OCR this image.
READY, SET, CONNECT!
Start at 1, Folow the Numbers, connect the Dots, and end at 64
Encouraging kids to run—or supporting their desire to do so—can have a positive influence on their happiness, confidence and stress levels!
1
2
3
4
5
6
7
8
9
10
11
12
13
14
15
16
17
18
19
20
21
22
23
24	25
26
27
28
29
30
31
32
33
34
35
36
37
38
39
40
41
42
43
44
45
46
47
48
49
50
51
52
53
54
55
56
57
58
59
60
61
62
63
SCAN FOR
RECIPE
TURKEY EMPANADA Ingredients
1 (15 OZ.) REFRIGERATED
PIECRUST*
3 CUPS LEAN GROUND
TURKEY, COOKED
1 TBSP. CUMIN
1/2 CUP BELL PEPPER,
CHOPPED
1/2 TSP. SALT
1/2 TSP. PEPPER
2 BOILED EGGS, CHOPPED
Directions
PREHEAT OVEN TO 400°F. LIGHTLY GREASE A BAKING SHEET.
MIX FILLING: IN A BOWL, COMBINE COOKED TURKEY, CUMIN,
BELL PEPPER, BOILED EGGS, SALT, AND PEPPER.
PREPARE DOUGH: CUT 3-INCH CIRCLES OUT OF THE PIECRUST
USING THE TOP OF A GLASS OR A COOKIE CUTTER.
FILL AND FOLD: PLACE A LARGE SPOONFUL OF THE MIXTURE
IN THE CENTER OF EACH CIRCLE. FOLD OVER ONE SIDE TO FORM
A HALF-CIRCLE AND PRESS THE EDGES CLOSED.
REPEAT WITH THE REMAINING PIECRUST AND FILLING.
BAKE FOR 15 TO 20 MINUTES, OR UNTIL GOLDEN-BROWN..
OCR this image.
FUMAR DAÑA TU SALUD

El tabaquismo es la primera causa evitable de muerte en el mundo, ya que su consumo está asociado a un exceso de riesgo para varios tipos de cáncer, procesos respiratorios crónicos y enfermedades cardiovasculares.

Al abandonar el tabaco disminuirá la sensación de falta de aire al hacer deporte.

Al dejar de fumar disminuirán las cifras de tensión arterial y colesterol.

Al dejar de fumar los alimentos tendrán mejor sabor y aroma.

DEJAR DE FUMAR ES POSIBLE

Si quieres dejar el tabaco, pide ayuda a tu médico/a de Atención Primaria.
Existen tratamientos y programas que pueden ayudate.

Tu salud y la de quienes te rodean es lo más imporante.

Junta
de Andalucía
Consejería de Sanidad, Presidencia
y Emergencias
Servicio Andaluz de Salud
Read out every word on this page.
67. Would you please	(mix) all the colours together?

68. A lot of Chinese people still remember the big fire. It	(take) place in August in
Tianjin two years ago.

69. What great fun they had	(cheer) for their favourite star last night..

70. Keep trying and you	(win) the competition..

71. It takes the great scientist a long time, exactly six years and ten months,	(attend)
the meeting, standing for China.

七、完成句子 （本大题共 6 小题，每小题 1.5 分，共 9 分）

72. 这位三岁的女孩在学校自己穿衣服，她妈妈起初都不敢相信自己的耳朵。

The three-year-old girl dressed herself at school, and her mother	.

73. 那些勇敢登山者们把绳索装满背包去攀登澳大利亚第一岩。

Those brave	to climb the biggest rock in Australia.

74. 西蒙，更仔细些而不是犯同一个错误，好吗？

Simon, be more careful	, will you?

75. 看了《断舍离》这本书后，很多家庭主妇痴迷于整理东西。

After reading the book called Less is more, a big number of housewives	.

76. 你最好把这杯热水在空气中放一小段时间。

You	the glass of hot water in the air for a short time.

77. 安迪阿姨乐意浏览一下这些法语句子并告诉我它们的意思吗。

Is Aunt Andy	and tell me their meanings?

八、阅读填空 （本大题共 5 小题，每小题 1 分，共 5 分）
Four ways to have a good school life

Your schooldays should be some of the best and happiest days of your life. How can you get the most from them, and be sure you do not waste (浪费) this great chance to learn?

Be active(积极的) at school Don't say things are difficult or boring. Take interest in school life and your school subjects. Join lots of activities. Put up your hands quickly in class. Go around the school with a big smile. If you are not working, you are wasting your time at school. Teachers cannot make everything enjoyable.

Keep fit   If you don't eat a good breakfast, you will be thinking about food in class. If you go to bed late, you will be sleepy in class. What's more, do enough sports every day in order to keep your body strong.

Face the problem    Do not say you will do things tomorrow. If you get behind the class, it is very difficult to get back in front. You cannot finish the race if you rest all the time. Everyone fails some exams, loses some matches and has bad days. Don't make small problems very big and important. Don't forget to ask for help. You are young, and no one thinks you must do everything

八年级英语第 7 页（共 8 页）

WHAT YOU NEED TO DO:
Exact output of every entry is required.

FULL ANSWER:
OCR this image.
READY, SET, CONNECT!
Start at 1, Folow the Numbers, connect the Dots, and end at 64
Encouraging kids to run—or supporting their desire to do so—can have a positive influence on their happiness, confidence and stress levels!
1
2
3
4
5
6
7
8
9
10
11
12
13
14
15
16
17
18
19
20
21
22
23
24	25
26
27
28
29
30
31
32
33
34
35
36
37
38
39
40
41
42
43
44
45
46
47
48
49
50
51
52
53
54
55
56
57
58
59
60
61
62
63
SCAN FOR
RECIPE
TURKEY EMPANADA Ingredients
1 (15 OZ.) REFRIGERATED
PIECRUST*
3 CUPS LEAN GROUND
TURKEY, COOKED
1 TBSP. CUMIN
1/2 CUP BELL PEPPER,
CHOPPED
1/2 TSP. SALT
1/2 TSP. PEPPER
2 BOILED EGGS, CHOPPED
Directions
PREHEAT OVEN TO 400°F. LIGHTLY GREASE A BAKING SHEET.
MIX FILLING: IN A BOWL, COMBINE COOKED TURKEY, CUMIN,
BELL PEPPER, BOILED EGGS, SALT, AND PEPPER.
PREPARE DOUGH: CUT 3-INCH CIRCLES OUT OF THE PIECRUST
USING THE TOP OF A GLASS OR A COOKIE CUTTER.
FILL AND FOLD: PLACE A LARGE SPOONFUL OF THE MIXTURE
IN THE CENTER OF EACH CIRCLE. FOLD OVER ONE SIDE TO FORM
A HALF-CIRCLE AND PRESS THE EDGES CLOSED.
REPEAT WITH THE REMAINING PIECRUST AND FILLING.
BAKE FOR 15 TO 20 MINUTES, OR UNTIL GOLDEN-BROWN..
OCR this image.
FUMAR DAÑA TU SALUD

El tabaquismo es la primera causa evitable de muerte en el mundo, ya que su consumo está asociado a un exceso de riesgo para varios tipos de cáncer, procesos respiratorios crónicos y enfermedades cardiovasculares.

Al abandonar el tabaco disminuirá la sensación de falta de aire al hacer deporte.

Al dejar de fumar disminuirán las cifras de tensión arterial y colesterol.

Al dejar de fumar los alimentos tendrán mejor sabor y aroma.

DEJAR DE FUMAR ES POSIBLE

Si quieres dejar el tabaco, pide ayuda a tu médico/a de Atención Primaria.
Existen tratamientos y programas que pueden ayudate.

Tu salud y la de quienes te rodean es lo más imporante.

Junta
de Andalucía
Consejería de Sanidad, Presidencia
y Emergencias
Servicio Andaluz de Salud
Read out every word on this page.
67. Would you please	(mix) all the colours together?

68. A lot of Chinese people still remember the big fire. It	(take) place in August in
Tianjin two years ago.

69. What great fun they had	(cheer) for their favourite star last night..

70. Keep trying and you	(win) the competition..

71. It takes the great scientist a long time, exactly six years and ten months,	(attend)
the meeting, standing for China.

七、完成句子 （本大题共 6 小题，每小题 1.5 分，共 9 分）

72. 这位三岁的女孩在学校自己穿衣服，她妈妈起初都不敢相信自己的耳朵。

The three-year-old girl dressed herself at school, and her mother	.

73. 那些勇敢登山者们把绳索装满背包去攀登澳大利亚第一岩。

Those brave	to climb the biggest rock in Australia.

74. 西蒙，更仔细些而不是犯同一个错误，好吗？

Simon, be more careful	, will you?

75. 看了《断舍离》这本书后，很多家庭主妇痴迷于整理东西。

After reading the book called Less is more, a big number of housewives	.

76. 你最好把这杯热水在空气中放一小段时间。

You	the glass of hot water in the air for a short time.

77. 安迪阿姨乐意浏览一下这些法语句子并告诉我它们的意思吗。

Is Aunt Andy	and tell me their meanings?

八、阅读填空 （本大题共 5 小题，每小题 1 分，共 5 分）
Four ways to have a good school life

Your schooldays should be some of the best and happiest days of your life. How can you get the most from them, and be sure you do not waste (浪费) this great chance to learn?

Be active(积极的) at school Don't say things are difficult or boring. Take interest in school life and your school subjects. Join lots of activities. Put up your hands quickly in class. Go around the school with a big smile. If you are not working, you are wasting your time at school. Teachers cannot make everything enjoyable.

Keep fit   If you don't eat a good breakfast, you will be thinking about food in class. If you go to bed late, you will be sleepy in class. What's more, do enough sports every day in order to keep your body strong.

Face the problem    Do not say you will do things tomorrow. If you get behind the class, it is very difficult to get back in front. You cannot finish the race if you rest all the time. Everyone fails some exams, loses some matches and has bad days. Don't make small problems very big and important. Don't forget to ask for help. You are young, and no one thinks you must do everything

八年级英语第 7 页（共 8 页）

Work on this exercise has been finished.